=== Collected data ===

_ _ _ _

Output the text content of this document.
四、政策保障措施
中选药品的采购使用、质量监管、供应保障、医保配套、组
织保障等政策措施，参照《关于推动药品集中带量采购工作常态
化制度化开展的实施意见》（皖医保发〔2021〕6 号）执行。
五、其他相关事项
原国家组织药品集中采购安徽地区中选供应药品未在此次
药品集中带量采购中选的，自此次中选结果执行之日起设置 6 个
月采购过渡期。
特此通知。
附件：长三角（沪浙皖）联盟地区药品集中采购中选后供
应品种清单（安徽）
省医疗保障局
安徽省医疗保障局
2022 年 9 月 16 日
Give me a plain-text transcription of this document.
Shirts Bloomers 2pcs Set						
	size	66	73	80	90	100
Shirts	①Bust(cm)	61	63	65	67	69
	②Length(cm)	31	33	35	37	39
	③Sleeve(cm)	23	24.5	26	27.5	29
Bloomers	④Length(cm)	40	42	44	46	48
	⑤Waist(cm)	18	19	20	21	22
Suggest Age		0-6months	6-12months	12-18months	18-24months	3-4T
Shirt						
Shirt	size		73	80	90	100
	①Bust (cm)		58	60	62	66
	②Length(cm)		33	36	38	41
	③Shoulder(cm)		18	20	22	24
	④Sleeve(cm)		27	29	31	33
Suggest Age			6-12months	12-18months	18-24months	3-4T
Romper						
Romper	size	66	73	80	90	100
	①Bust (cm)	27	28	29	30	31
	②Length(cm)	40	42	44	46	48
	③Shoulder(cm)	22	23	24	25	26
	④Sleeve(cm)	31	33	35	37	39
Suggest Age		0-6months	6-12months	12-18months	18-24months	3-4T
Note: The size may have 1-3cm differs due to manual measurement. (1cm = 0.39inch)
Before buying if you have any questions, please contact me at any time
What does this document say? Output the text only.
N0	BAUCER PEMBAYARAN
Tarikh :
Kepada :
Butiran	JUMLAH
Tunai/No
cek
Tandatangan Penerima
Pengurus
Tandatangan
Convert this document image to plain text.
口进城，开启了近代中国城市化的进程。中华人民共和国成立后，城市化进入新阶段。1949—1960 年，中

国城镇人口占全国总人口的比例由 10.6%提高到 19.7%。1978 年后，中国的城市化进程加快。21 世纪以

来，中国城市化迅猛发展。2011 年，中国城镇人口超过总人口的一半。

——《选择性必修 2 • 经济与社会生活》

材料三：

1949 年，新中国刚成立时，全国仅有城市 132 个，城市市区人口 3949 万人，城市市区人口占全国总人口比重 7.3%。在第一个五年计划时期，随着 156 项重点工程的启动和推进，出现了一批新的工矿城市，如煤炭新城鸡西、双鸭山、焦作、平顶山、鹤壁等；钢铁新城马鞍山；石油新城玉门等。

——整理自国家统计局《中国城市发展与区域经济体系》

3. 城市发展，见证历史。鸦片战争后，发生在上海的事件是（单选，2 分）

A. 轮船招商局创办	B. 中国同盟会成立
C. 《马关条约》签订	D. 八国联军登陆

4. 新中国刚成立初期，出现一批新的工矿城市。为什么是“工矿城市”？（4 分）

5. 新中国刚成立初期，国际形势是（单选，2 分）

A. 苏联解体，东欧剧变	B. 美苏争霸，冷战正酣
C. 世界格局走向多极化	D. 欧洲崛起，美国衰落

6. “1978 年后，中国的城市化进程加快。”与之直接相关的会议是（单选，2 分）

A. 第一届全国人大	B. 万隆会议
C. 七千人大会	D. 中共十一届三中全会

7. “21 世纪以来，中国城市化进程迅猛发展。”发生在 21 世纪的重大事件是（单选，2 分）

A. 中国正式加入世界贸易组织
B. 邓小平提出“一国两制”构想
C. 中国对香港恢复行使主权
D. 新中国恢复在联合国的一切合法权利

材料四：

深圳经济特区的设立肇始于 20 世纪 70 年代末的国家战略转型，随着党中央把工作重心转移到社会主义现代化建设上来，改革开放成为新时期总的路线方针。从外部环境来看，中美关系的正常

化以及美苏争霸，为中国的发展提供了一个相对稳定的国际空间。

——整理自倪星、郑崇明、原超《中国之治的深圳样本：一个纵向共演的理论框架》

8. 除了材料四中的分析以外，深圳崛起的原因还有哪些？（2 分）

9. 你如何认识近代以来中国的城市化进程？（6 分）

_ _ _ _

=== EXERCISE TASK ===
Return the whole listing exactly.

=== RESULT OF THIS TASK ===
Output the text content of this document.
四、政策保障措施
中选药品的采购使用、质量监管、供应保障、医保配套、组
织保障等政策措施，参照《关于推动药品集中带量采购工作常态
化制度化开展的实施意见》（皖医保发〔2021〕6 号）执行。
五、其他相关事项
原国家组织药品集中采购安徽地区中选供应药品未在此次
药品集中带量采购中选的，自此次中选结果执行之日起设置 6 个
月采购过渡期。
特此通知。
附件：长三角（沪浙皖）联盟地区药品集中采购中选后供
应品种清单（安徽）
省医疗保障局
安徽省医疗保障局
2022 年 9 月 16 日
Give me a plain-text transcription of this document.
Shirts Bloomers 2pcs Set						
	size	66	73	80	90	100
Shirts	①Bust(cm)	61	63	65	67	69
	②Length(cm)	31	33	35	37	39
	③Sleeve(cm)	23	24.5	26	27.5	29
Bloomers	④Length(cm)	40	42	44	46	48
	⑤Waist(cm)	18	19	20	21	22
Suggest Age		0-6months	6-12months	12-18months	18-24months	3-4T
Shirt						
Shirt	size		73	80	90	100
	①Bust (cm)		58	60	62	66
	②Length(cm)		33	36	38	41
	③Shoulder(cm)		18	20	22	24
	④Sleeve(cm)		27	29	31	33
Suggest Age			6-12months	12-18months	18-24months	3-4T
Romper						
Romper	size	66	73	80	90	100
	①Bust (cm)	27	28	29	30	31
	②Length(cm)	40	42	44	46	48
	③Shoulder(cm)	22	23	24	25	26
	④Sleeve(cm)	31	33	35	37	39
Suggest Age		0-6months	6-12months	12-18months	18-24months	3-4T
Note: The size may have 1-3cm differs due to manual measurement. (1cm = 0.39inch)
Before buying if you have any questions, please contact me at any time
What does this document say? Output the text only.
N0	BAUCER PEMBAYARAN
Tarikh :
Kepada :
Butiran	JUMLAH
Tunai/No
cek
Tandatangan Penerima
Pengurus
Tandatangan
Convert this document image to plain text.
口进城，开启了近代中国城市化的进程。中华人民共和国成立后，城市化进入新阶段。1949—1960 年，中

国城镇人口占全国总人口的比例由 10.6%提高到 19.7%。1978 年后，中国的城市化进程加快。21 世纪以

来，中国城市化迅猛发展。2011 年，中国城镇人口超过总人口的一半。

——《选择性必修 2 • 经济与社会生活》

材料三：

1949 年，新中国刚成立时，全国仅有城市 132 个，城市市区人口 3949 万人，城市市区人口占全国总人口比重 7.3%。在第一个五年计划时期，随着 156 项重点工程的启动和推进，出现了一批新的工矿城市，如煤炭新城鸡西、双鸭山、焦作、平顶山、鹤壁等；钢铁新城马鞍山；石油新城玉门等。

——整理自国家统计局《中国城市发展与区域经济体系》

3. 城市发展，见证历史。鸦片战争后，发生在上海的事件是（单选，2 分）

A. 轮船招商局创办	B. 中国同盟会成立
C. 《马关条约》签订	D. 八国联军登陆

4. 新中国刚成立初期，出现一批新的工矿城市。为什么是“工矿城市”？（4 分）

5. 新中国刚成立初期，国际形势是（单选，2 分）

A. 苏联解体，东欧剧变	B. 美苏争霸，冷战正酣
C. 世界格局走向多极化	D. 欧洲崛起，美国衰落

6. “1978 年后，中国的城市化进程加快。”与之直接相关的会议是（单选，2 分）

A. 第一届全国人大	B. 万隆会议
C. 七千人大会	D. 中共十一届三中全会

7. “21 世纪以来，中国城市化进程迅猛发展。”发生在 21 世纪的重大事件是（单选，2 分）

A. 中国正式加入世界贸易组织
B. 邓小平提出“一国两制”构想
C. 中国对香港恢复行使主权
D. 新中国恢复在联合国的一切合法权利

材料四：

深圳经济特区的设立肇始于 20 世纪 70 年代末的国家战略转型，随着党中央把工作重心转移到社会主义现代化建设上来，改革开放成为新时期总的路线方针。从外部环境来看，中美关系的正常

化以及美苏争霸，为中国的发展提供了一个相对稳定的国际空间。

——整理自倪星、郑崇明、原超《中国之治的深圳样本：一个纵向共演的理论框架》

8. 除了材料四中的分析以外，深圳崛起的原因还有哪些？（2 分）

9. 你如何认识近代以来中国的城市化进程？（6 分）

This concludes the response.